• **Required task**:
Take each line that has the word "likes" and return it.

[start]

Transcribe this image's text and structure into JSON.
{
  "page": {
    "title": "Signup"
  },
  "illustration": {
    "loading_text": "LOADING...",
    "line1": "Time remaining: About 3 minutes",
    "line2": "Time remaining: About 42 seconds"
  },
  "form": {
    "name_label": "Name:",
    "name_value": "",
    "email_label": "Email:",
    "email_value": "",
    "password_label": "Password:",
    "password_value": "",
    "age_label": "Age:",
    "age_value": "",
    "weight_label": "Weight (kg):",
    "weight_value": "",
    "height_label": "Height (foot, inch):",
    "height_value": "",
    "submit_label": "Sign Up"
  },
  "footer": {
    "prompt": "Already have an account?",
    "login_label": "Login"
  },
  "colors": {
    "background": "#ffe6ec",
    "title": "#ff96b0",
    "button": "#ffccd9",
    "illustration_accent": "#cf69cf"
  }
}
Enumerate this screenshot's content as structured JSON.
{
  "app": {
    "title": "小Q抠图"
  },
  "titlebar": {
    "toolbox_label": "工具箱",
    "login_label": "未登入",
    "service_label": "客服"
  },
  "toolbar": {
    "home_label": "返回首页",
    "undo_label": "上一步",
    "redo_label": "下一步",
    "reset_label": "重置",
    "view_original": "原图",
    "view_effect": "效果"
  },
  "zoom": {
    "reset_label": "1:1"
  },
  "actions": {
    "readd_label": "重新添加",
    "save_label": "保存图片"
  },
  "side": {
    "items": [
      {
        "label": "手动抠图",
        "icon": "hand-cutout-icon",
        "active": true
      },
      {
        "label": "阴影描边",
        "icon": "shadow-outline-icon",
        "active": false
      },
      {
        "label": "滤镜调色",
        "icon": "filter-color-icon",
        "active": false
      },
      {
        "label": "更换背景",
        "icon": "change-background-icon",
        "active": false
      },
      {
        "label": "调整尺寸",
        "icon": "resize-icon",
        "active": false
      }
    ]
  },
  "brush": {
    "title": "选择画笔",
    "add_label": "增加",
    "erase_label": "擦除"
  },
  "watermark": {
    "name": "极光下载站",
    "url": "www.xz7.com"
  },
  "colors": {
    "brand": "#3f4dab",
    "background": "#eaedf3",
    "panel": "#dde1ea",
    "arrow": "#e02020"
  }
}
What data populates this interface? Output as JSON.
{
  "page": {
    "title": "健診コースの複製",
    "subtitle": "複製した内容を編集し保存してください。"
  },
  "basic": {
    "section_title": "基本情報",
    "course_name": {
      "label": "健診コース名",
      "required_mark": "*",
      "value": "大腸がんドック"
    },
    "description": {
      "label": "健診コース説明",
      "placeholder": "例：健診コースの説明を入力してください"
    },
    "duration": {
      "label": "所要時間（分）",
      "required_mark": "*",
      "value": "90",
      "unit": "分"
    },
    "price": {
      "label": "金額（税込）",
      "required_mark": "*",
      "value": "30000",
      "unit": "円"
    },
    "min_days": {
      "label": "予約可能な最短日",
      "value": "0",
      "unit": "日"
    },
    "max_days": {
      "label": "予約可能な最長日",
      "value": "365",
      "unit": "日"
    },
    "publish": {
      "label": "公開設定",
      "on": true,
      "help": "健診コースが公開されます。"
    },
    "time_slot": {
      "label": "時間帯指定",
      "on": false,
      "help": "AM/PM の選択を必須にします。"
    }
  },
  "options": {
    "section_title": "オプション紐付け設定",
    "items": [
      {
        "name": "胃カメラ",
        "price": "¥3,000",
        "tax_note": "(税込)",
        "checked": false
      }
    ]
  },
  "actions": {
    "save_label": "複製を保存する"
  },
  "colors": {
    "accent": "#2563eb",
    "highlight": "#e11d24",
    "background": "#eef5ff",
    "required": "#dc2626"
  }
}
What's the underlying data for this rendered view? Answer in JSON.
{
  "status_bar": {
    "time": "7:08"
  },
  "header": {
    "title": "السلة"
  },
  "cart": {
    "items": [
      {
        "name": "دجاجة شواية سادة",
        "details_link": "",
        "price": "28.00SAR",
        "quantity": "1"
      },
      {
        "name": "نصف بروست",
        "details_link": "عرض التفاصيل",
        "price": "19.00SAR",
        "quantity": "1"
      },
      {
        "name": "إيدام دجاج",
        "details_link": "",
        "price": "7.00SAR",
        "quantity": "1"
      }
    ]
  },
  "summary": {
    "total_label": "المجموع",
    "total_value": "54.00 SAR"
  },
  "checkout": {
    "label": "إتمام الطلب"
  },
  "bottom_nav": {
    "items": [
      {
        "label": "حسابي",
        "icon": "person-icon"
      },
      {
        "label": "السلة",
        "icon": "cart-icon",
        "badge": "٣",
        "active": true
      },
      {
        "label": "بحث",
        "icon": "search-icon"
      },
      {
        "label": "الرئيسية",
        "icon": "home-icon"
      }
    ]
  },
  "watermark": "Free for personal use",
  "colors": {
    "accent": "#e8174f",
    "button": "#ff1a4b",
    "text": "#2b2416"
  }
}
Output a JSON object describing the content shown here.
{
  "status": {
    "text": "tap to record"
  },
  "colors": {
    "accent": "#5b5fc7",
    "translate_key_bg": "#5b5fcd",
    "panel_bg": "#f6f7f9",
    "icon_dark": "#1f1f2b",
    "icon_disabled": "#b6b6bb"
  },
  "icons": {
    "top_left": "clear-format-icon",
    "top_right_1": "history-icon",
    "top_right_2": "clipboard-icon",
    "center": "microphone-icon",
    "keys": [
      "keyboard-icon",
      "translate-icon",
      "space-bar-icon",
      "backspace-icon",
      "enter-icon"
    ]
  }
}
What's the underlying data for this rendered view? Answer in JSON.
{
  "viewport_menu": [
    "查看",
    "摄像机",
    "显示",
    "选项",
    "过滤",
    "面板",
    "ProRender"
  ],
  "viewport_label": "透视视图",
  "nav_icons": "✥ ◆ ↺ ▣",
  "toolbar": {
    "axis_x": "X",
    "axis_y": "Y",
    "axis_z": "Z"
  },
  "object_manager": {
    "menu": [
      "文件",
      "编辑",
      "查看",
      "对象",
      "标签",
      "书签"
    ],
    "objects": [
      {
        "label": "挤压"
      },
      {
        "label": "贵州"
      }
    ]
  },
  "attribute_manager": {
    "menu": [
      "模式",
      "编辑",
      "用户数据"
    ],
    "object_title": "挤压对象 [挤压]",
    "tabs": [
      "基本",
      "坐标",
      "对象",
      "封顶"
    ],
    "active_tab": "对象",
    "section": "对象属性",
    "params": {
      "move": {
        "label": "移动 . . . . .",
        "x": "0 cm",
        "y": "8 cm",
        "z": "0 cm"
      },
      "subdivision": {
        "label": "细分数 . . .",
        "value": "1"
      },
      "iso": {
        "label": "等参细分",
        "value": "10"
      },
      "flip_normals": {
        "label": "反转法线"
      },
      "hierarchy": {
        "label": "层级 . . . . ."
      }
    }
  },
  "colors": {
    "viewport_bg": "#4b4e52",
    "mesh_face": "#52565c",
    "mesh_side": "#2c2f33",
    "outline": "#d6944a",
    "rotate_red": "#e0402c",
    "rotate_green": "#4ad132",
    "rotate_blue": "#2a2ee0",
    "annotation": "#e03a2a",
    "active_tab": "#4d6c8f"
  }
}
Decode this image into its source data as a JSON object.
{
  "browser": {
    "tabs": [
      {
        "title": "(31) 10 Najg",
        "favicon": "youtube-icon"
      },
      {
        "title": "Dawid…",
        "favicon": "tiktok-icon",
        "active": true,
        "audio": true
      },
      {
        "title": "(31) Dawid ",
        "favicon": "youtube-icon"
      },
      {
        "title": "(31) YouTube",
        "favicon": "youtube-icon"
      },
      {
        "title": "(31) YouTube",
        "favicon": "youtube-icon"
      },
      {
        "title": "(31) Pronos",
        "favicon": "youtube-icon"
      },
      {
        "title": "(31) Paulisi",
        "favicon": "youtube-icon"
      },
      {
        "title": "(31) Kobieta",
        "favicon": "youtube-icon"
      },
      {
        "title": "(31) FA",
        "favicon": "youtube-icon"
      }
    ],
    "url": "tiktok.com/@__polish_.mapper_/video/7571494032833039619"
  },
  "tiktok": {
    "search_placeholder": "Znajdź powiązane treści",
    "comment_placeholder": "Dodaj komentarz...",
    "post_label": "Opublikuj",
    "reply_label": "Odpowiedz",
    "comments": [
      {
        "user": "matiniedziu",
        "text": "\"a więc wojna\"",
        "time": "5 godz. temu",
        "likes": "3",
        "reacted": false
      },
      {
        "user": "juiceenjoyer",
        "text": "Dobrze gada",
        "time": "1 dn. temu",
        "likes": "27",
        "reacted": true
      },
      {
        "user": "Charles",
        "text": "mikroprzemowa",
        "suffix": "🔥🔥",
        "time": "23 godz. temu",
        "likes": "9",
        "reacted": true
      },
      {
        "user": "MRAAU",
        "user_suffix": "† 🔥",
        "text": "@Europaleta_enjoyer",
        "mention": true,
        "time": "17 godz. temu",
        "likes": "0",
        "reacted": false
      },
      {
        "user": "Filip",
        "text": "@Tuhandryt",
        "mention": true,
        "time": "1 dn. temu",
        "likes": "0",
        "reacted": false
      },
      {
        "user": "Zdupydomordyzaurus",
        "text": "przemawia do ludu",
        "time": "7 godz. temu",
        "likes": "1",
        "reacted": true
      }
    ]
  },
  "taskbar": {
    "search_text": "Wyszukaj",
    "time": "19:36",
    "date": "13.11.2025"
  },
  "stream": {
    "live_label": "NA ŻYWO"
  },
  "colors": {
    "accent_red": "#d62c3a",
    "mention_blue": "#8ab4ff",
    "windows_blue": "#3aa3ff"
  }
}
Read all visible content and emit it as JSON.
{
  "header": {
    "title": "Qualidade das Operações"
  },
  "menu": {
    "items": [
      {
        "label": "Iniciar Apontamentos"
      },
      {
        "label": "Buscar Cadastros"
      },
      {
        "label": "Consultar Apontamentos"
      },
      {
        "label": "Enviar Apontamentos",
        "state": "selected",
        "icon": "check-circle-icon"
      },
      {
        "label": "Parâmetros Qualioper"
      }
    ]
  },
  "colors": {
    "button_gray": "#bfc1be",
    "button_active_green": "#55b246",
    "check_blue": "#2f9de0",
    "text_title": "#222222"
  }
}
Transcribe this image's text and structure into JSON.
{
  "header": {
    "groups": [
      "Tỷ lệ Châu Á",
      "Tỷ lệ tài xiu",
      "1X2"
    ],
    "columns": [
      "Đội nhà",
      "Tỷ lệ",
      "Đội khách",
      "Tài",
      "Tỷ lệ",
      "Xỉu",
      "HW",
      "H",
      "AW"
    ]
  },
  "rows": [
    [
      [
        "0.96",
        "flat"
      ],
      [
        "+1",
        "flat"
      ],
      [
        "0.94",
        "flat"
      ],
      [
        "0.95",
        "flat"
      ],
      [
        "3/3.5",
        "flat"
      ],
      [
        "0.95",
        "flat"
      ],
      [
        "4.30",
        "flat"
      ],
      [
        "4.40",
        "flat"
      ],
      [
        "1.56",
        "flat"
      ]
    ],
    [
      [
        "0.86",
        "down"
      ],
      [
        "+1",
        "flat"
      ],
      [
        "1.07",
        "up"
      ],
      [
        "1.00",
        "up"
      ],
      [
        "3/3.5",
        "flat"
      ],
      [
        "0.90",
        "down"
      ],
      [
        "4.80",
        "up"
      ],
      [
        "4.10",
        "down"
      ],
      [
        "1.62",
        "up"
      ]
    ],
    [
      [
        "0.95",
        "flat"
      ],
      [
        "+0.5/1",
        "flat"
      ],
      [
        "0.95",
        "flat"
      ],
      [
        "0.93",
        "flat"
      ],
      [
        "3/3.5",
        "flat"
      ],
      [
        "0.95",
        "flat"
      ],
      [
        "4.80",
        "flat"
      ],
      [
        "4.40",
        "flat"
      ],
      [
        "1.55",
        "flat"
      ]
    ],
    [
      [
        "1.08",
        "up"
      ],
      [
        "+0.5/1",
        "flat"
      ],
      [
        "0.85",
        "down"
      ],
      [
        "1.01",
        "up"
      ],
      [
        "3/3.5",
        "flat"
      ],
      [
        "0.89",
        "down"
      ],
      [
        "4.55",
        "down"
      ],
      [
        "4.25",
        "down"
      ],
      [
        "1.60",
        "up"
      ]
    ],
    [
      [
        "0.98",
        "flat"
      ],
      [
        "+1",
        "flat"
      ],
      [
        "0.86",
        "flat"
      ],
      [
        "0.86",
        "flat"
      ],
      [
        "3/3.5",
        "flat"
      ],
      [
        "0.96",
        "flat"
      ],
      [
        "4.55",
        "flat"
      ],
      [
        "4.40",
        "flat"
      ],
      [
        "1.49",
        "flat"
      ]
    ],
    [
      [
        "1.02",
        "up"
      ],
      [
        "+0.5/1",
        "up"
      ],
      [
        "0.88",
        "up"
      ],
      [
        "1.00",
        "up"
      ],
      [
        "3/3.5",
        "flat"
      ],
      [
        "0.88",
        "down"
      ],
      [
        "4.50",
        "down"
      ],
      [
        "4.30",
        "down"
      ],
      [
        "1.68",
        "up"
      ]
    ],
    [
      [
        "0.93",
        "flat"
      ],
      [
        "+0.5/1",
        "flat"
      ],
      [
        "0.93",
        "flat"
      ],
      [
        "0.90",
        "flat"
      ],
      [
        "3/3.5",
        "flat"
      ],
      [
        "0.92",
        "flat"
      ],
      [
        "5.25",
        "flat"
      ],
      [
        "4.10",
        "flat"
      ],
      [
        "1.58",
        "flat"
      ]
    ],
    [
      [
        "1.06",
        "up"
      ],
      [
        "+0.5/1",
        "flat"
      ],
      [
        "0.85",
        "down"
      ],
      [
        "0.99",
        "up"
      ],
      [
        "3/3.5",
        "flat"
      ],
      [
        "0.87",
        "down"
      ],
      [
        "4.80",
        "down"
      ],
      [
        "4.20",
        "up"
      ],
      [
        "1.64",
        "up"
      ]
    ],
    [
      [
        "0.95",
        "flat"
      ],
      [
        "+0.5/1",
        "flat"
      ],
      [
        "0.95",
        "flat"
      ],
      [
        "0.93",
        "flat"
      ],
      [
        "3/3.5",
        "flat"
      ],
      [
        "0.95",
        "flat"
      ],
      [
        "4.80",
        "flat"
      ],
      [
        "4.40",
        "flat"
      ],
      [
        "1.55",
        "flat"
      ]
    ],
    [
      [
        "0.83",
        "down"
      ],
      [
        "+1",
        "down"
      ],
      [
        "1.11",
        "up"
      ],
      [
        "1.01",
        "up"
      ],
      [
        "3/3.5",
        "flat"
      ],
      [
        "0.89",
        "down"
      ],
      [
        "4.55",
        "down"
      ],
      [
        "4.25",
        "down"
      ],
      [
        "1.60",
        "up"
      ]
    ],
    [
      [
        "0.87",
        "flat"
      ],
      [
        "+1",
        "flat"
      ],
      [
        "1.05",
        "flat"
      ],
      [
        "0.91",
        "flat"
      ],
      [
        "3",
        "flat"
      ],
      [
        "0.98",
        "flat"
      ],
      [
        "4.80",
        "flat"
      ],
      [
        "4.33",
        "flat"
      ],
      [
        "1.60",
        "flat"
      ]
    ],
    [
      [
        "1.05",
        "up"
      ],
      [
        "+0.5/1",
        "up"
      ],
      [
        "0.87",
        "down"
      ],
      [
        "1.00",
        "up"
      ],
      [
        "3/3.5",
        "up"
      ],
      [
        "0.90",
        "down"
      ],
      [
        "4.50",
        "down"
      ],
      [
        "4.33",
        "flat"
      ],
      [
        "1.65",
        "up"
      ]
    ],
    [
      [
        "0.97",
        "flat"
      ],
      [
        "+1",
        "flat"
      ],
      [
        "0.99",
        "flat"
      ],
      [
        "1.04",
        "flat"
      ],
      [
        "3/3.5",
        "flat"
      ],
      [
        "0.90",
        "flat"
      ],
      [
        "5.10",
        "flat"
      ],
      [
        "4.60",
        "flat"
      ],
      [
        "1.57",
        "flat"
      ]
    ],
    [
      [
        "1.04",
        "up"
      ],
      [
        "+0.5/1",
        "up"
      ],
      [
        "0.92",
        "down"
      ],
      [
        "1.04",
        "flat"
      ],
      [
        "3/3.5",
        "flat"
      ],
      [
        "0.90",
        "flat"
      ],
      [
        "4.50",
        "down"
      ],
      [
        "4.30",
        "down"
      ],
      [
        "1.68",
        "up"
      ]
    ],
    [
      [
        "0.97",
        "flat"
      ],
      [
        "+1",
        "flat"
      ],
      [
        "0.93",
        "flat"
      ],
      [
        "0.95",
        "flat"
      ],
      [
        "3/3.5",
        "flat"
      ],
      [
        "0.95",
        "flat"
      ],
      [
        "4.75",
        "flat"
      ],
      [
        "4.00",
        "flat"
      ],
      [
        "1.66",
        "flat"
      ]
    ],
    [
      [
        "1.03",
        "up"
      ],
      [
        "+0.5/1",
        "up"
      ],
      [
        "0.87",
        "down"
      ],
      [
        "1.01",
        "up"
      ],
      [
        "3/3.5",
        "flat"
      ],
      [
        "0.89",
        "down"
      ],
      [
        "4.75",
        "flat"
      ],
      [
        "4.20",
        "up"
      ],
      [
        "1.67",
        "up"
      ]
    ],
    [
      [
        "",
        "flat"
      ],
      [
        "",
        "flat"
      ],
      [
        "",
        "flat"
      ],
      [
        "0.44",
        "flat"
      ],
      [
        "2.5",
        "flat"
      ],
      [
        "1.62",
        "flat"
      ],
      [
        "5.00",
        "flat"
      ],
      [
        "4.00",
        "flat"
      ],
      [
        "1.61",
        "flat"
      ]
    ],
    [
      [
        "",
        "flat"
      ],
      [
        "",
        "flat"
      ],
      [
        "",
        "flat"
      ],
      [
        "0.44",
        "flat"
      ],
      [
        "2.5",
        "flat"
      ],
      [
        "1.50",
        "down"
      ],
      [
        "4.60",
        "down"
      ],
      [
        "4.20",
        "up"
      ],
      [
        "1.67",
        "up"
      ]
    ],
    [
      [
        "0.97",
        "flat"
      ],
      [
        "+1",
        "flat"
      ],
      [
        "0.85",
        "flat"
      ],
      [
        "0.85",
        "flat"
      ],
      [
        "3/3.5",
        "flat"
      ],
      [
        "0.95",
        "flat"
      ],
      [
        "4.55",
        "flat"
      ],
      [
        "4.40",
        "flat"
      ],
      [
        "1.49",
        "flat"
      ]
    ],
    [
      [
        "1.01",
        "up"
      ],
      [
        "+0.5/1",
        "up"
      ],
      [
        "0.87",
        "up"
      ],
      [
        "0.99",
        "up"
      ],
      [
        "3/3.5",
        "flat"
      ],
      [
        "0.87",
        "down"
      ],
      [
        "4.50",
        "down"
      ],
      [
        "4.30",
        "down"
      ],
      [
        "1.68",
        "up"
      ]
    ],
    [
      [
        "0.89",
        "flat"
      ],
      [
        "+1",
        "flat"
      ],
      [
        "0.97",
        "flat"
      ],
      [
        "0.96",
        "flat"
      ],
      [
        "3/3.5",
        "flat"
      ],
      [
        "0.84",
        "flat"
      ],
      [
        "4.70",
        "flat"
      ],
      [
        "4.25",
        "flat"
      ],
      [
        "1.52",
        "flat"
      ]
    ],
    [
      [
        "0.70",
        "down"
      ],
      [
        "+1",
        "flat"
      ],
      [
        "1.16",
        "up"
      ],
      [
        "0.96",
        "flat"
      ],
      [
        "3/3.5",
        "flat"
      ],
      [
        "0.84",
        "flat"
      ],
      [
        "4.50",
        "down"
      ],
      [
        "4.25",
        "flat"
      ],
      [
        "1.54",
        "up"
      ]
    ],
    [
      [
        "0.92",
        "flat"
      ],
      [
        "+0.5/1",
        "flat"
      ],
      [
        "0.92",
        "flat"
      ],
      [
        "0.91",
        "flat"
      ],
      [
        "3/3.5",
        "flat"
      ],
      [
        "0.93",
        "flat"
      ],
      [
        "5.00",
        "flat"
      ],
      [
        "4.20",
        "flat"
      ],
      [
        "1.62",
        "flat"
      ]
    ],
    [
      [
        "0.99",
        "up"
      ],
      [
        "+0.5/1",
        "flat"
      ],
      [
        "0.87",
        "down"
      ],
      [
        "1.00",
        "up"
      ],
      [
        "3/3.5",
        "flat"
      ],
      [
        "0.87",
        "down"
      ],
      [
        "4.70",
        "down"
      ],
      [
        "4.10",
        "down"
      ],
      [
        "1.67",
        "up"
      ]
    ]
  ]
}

[end]

• **Exercise response**:
        "likes": "3",
        "likes": "27",
        "likes": "9",
        "likes": "0",
        "likes": "0",
        "likes": "1",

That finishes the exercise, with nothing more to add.